(Stored items from a collection)
↓
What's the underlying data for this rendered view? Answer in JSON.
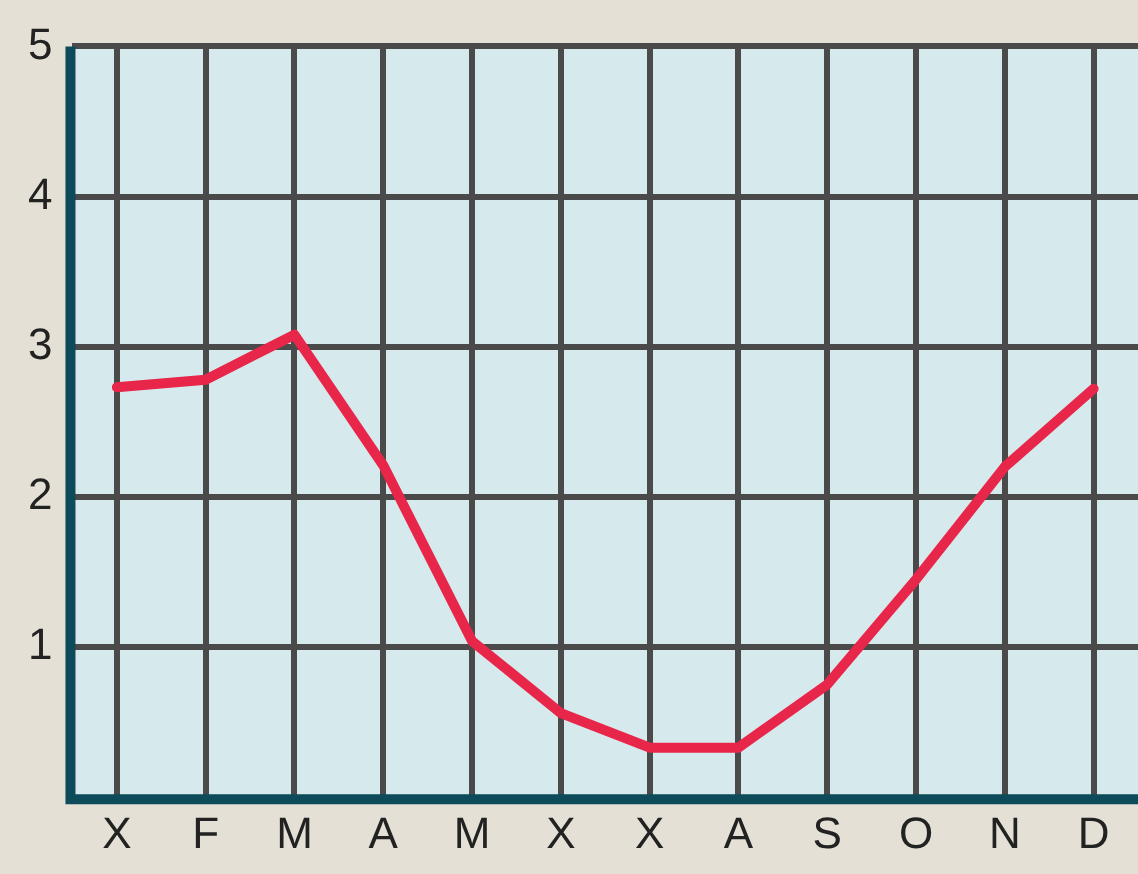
{
  "chart_data": {
    "type": "line",
    "categories": [
      "X",
      "F",
      "M",
      "A",
      "M",
      "X",
      "X",
      "A",
      "S",
      "O",
      "N",
      "D"
    ],
    "series": [
      {
        "color": "#e8264a",
        "values": [
          2.73,
          2.78,
          3.08,
          2.21,
          1.04,
          0.56,
          0.33,
          0.33,
          0.75,
          1.45,
          2.2,
          2.72
        ]
      }
    ],
    "ylim": [
      0,
      5
    ],
    "yticks": [
      1,
      2,
      3,
      4,
      5
    ],
    "grid": true,
    "legend": false,
    "marker": "none",
    "line_style": "solid"
  }
}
↑
GIVEN REQUEST – Without the pictures, write out all of the material exactly.

RESPONSE FOR THIS EXERCISE –
What's the underlying data for this rendered view? Answer in JSON.
{
  "chart_data": {
    "type": "line",
    "categories": [
      "X",
      "F",
      "M",
      "A",
      "M",
      "X",
      "X",
      "A",
      "S",
      "O",
      "N",
      "D"
    ],
    "series": [
      {
        "color": "#e8264a",
        "values": [
          2.73,
          2.78,
          3.08,
          2.21,
          1.04,
          0.56,
          0.33,
          0.33,
          0.75,
          1.45,
          2.2,
          2.72
        ]
      }
    ],
    "ylim": [
      0,
      5
    ],
    "yticks": [
      1,
      2,
      3,
      4,
      5
    ],
    "grid": true,
    "legend": false,
    "marker": "none",
    "line_style": "solid"
  }
}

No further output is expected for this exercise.